┌──

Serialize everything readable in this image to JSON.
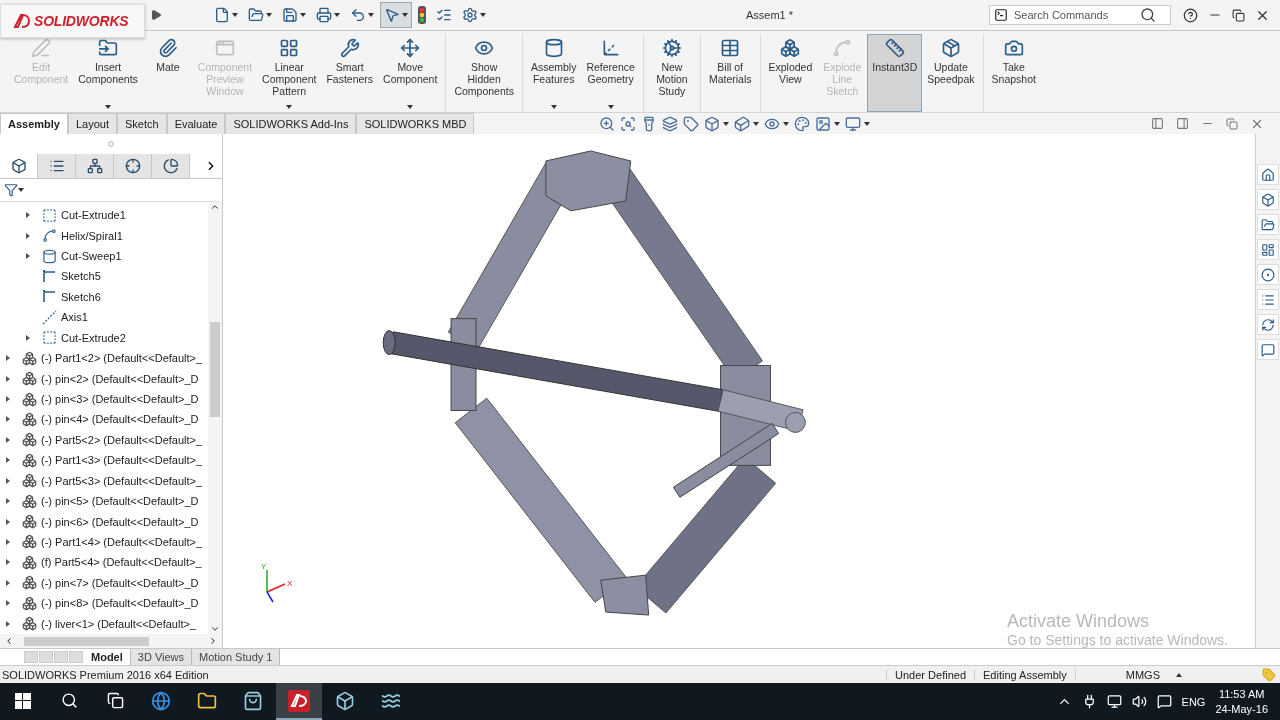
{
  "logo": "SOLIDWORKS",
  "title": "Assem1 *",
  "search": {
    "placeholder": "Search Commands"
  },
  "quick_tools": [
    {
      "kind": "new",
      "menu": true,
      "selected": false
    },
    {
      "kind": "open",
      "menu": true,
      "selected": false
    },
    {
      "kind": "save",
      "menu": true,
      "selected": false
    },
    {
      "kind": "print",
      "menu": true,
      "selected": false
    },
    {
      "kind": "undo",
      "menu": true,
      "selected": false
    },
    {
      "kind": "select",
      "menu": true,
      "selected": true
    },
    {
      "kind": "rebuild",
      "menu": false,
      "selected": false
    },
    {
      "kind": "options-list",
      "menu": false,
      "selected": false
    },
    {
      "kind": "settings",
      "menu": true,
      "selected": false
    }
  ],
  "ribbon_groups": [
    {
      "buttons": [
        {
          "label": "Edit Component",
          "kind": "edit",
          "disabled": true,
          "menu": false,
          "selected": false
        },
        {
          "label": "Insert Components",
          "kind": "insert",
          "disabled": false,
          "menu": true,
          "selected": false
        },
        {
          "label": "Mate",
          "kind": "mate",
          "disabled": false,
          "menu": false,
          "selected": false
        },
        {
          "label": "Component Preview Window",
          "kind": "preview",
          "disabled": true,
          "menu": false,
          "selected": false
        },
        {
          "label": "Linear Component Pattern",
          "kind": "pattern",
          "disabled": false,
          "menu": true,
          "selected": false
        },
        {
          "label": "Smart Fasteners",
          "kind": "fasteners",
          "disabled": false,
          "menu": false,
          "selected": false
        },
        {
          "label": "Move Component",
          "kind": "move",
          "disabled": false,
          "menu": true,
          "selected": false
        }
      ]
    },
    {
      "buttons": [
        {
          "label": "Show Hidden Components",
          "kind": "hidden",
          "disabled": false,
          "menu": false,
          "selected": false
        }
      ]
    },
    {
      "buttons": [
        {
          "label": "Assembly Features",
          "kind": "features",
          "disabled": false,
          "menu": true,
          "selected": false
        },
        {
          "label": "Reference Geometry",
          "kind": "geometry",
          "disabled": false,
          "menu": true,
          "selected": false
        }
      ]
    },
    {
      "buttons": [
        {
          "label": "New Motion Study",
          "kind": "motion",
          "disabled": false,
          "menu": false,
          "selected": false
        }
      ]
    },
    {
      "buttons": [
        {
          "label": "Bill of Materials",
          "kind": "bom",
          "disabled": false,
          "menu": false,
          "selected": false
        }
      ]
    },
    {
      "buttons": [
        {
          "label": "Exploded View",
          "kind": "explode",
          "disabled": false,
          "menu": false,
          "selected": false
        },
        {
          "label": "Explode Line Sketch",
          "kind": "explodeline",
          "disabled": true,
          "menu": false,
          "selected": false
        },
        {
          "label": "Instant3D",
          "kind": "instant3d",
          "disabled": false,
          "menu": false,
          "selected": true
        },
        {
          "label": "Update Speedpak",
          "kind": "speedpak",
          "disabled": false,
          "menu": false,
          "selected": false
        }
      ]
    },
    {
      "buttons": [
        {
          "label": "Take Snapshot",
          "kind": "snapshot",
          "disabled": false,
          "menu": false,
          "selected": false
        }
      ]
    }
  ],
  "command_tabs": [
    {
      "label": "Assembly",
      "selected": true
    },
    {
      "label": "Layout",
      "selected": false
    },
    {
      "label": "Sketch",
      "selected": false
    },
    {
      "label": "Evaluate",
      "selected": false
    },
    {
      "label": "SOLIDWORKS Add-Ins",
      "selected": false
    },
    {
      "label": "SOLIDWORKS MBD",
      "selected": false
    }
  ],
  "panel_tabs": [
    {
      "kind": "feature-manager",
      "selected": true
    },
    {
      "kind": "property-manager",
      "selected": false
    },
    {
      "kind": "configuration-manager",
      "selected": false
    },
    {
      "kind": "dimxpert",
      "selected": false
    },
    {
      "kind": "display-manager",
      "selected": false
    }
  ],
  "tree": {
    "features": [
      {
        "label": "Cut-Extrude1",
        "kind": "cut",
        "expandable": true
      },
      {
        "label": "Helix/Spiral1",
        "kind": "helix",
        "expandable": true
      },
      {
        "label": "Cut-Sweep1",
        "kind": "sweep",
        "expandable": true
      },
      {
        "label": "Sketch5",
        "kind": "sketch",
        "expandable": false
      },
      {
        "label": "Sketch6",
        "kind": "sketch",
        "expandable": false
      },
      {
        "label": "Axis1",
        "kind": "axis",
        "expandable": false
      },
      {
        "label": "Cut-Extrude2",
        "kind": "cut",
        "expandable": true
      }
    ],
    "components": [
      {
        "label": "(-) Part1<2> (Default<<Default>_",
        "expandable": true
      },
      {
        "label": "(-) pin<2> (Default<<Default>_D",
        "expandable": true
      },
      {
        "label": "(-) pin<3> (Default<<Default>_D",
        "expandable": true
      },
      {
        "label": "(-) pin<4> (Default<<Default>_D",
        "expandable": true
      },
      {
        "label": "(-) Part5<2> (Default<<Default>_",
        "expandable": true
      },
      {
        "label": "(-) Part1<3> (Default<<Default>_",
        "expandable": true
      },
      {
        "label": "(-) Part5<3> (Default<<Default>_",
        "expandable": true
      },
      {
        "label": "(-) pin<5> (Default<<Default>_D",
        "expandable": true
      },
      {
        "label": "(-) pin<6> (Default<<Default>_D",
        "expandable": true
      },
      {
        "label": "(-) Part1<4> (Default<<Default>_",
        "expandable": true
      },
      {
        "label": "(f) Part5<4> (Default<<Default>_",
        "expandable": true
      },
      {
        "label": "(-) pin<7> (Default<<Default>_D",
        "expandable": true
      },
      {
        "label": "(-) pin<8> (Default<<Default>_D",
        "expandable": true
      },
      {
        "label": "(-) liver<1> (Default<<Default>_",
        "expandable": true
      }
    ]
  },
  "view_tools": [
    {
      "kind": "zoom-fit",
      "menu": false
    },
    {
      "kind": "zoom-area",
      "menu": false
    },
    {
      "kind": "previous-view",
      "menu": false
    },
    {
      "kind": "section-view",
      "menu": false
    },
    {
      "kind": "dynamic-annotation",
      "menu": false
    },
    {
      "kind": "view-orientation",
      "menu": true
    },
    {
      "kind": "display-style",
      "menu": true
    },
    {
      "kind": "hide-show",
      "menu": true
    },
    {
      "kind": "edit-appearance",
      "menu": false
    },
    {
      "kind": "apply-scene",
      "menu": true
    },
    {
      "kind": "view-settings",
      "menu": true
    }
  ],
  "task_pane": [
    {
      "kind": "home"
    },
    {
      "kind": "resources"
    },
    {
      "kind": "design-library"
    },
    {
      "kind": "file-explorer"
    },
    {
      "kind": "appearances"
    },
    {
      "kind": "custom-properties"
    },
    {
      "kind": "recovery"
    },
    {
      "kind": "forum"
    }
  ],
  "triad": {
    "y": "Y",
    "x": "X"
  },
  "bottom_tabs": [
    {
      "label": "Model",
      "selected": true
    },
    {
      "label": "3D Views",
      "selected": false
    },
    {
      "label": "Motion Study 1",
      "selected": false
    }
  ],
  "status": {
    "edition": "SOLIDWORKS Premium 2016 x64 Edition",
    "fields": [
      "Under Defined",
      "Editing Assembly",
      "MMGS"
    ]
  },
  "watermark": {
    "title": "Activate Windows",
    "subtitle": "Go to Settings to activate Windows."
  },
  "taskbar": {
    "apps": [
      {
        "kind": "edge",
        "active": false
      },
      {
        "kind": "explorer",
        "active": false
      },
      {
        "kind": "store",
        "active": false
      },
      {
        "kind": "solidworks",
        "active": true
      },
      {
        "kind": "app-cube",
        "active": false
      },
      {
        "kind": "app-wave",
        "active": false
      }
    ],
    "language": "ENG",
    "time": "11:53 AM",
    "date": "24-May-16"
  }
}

└──

● Task details
Quote all the records verbatim, dropping any pictures from your copy.

● Solution for this task
Serialize everything readable in this image to JSON.
{
  "logo": "SOLIDWORKS",
  "title": "Assem1 *",
  "search": {
    "placeholder": "Search Commands"
  },
  "quick_tools": [
    {
      "kind": "new",
      "menu": true,
      "selected": false
    },
    {
      "kind": "open",
      "menu": true,
      "selected": false
    },
    {
      "kind": "save",
      "menu": true,
      "selected": false
    },
    {
      "kind": "print",
      "menu": true,
      "selected": false
    },
    {
      "kind": "undo",
      "menu": true,
      "selected": false
    },
    {
      "kind": "select",
      "menu": true,
      "selected": true
    },
    {
      "kind": "rebuild",
      "menu": false,
      "selected": false
    },
    {
      "kind": "options-list",
      "menu": false,
      "selected": false
    },
    {
      "kind": "settings",
      "menu": true,
      "selected": false
    }
  ],
  "ribbon_groups": [
    {
      "buttons": [
        {
          "label": "Edit Component",
          "kind": "edit",
          "disabled": true,
          "menu": false,
          "selected": false
        },
        {
          "label": "Insert Components",
          "kind": "insert",
          "disabled": false,
          "menu": true,
          "selected": false
        },
        {
          "label": "Mate",
          "kind": "mate",
          "disabled": false,
          "menu": false,
          "selected": false
        },
        {
          "label": "Component Preview Window",
          "kind": "preview",
          "disabled": true,
          "menu": false,
          "selected": false
        },
        {
          "label": "Linear Component Pattern",
          "kind": "pattern",
          "disabled": false,
          "menu": true,
          "selected": false
        },
        {
          "label": "Smart Fasteners",
          "kind": "fasteners",
          "disabled": false,
          "menu": false,
          "selected": false
        },
        {
          "label": "Move Component",
          "kind": "move",
          "disabled": false,
          "menu": true,
          "selected": false
        }
      ]
    },
    {
      "buttons": [
        {
          "label": "Show Hidden Components",
          "kind": "hidden",
          "disabled": false,
          "menu": false,
          "selected": false
        }
      ]
    },
    {
      "buttons": [
        {
          "label": "Assembly Features",
          "kind": "features",
          "disabled": false,
          "menu": true,
          "selected": false
        },
        {
          "label": "Reference Geometry",
          "kind": "geometry",
          "disabled": false,
          "menu": true,
          "selected": false
        }
      ]
    },
    {
      "buttons": [
        {
          "label": "New Motion Study",
          "kind": "motion",
          "disabled": false,
          "menu": false,
          "selected": false
        }
      ]
    },
    {
      "buttons": [
        {
          "label": "Bill of Materials",
          "kind": "bom",
          "disabled": false,
          "menu": false,
          "selected": false
        }
      ]
    },
    {
      "buttons": [
        {
          "label": "Exploded View",
          "kind": "explode",
          "disabled": false,
          "menu": false,
          "selected": false
        },
        {
          "label": "Explode Line Sketch",
          "kind": "explodeline",
          "disabled": true,
          "menu": false,
          "selected": false
        },
        {
          "label": "Instant3D",
          "kind": "instant3d",
          "disabled": false,
          "menu": false,
          "selected": true
        },
        {
          "label": "Update Speedpak",
          "kind": "speedpak",
          "disabled": false,
          "menu": false,
          "selected": false
        }
      ]
    },
    {
      "buttons": [
        {
          "label": "Take Snapshot",
          "kind": "snapshot",
          "disabled": false,
          "menu": false,
          "selected": false
        }
      ]
    }
  ],
  "command_tabs": [
    {
      "label": "Assembly",
      "selected": true
    },
    {
      "label": "Layout",
      "selected": false
    },
    {
      "label": "Sketch",
      "selected": false
    },
    {
      "label": "Evaluate",
      "selected": false
    },
    {
      "label": "SOLIDWORKS Add-Ins",
      "selected": false
    },
    {
      "label": "SOLIDWORKS MBD",
      "selected": false
    }
  ],
  "panel_tabs": [
    {
      "kind": "feature-manager",
      "selected": true
    },
    {
      "kind": "property-manager",
      "selected": false
    },
    {
      "kind": "configuration-manager",
      "selected": false
    },
    {
      "kind": "dimxpert",
      "selected": false
    },
    {
      "kind": "display-manager",
      "selected": false
    }
  ],
  "tree": {
    "features": [
      {
        "label": "Cut-Extrude1",
        "kind": "cut",
        "expandable": true
      },
      {
        "label": "Helix/Spiral1",
        "kind": "helix",
        "expandable": true
      },
      {
        "label": "Cut-Sweep1",
        "kind": "sweep",
        "expandable": true
      },
      {
        "label": "Sketch5",
        "kind": "sketch",
        "expandable": false
      },
      {
        "label": "Sketch6",
        "kind": "sketch",
        "expandable": false
      },
      {
        "label": "Axis1",
        "kind": "axis",
        "expandable": false
      },
      {
        "label": "Cut-Extrude2",
        "kind": "cut",
        "expandable": true
      }
    ],
    "components": [
      {
        "label": "(-) Part1<2> (Default<<Default>_",
        "expandable": true
      },
      {
        "label": "(-) pin<2> (Default<<Default>_D",
        "expandable": true
      },
      {
        "label": "(-) pin<3> (Default<<Default>_D",
        "expandable": true
      },
      {
        "label": "(-) pin<4> (Default<<Default>_D",
        "expandable": true
      },
      {
        "label": "(-) Part5<2> (Default<<Default>_",
        "expandable": true
      },
      {
        "label": "(-) Part1<3> (Default<<Default>_",
        "expandable": true
      },
      {
        "label": "(-) Part5<3> (Default<<Default>_",
        "expandable": true
      },
      {
        "label": "(-) pin<5> (Default<<Default>_D",
        "expandable": true
      },
      {
        "label": "(-) pin<6> (Default<<Default>_D",
        "expandable": true
      },
      {
        "label": "(-) Part1<4> (Default<<Default>_",
        "expandable": true
      },
      {
        "label": "(f) Part5<4> (Default<<Default>_",
        "expandable": true
      },
      {
        "label": "(-) pin<7> (Default<<Default>_D",
        "expandable": true
      },
      {
        "label": "(-) pin<8> (Default<<Default>_D",
        "expandable": true
      },
      {
        "label": "(-) liver<1> (Default<<Default>_",
        "expandable": true
      }
    ]
  },
  "view_tools": [
    {
      "kind": "zoom-fit",
      "menu": false
    },
    {
      "kind": "zoom-area",
      "menu": false
    },
    {
      "kind": "previous-view",
      "menu": false
    },
    {
      "kind": "section-view",
      "menu": false
    },
    {
      "kind": "dynamic-annotation",
      "menu": false
    },
    {
      "kind": "view-orientation",
      "menu": true
    },
    {
      "kind": "display-style",
      "menu": true
    },
    {
      "kind": "hide-show",
      "menu": true
    },
    {
      "kind": "edit-appearance",
      "menu": false
    },
    {
      "kind": "apply-scene",
      "menu": true
    },
    {
      "kind": "view-settings",
      "menu": true
    }
  ],
  "task_pane": [
    {
      "kind": "home"
    },
    {
      "kind": "resources"
    },
    {
      "kind": "design-library"
    },
    {
      "kind": "file-explorer"
    },
    {
      "kind": "appearances"
    },
    {
      "kind": "custom-properties"
    },
    {
      "kind": "recovery"
    },
    {
      "kind": "forum"
    }
  ],
  "triad": {
    "y": "Y",
    "x": "X"
  },
  "bottom_tabs": [
    {
      "label": "Model",
      "selected": true
    },
    {
      "label": "3D Views",
      "selected": false
    },
    {
      "label": "Motion Study 1",
      "selected": false
    }
  ],
  "status": {
    "edition": "SOLIDWORKS Premium 2016 x64 Edition",
    "fields": [
      "Under Defined",
      "Editing Assembly",
      "MMGS"
    ]
  },
  "watermark": {
    "title": "Activate Windows",
    "subtitle": "Go to Settings to activate Windows."
  },
  "taskbar": {
    "apps": [
      {
        "kind": "edge",
        "active": false
      },
      {
        "kind": "explorer",
        "active": false
      },
      {
        "kind": "store",
        "active": false
      },
      {
        "kind": "solidworks",
        "active": true
      },
      {
        "kind": "app-cube",
        "active": false
      },
      {
        "kind": "app-wave",
        "active": false
      }
    ],
    "language": "ENG",
    "time": "11:53 AM",
    "date": "24-May-16"
  }
}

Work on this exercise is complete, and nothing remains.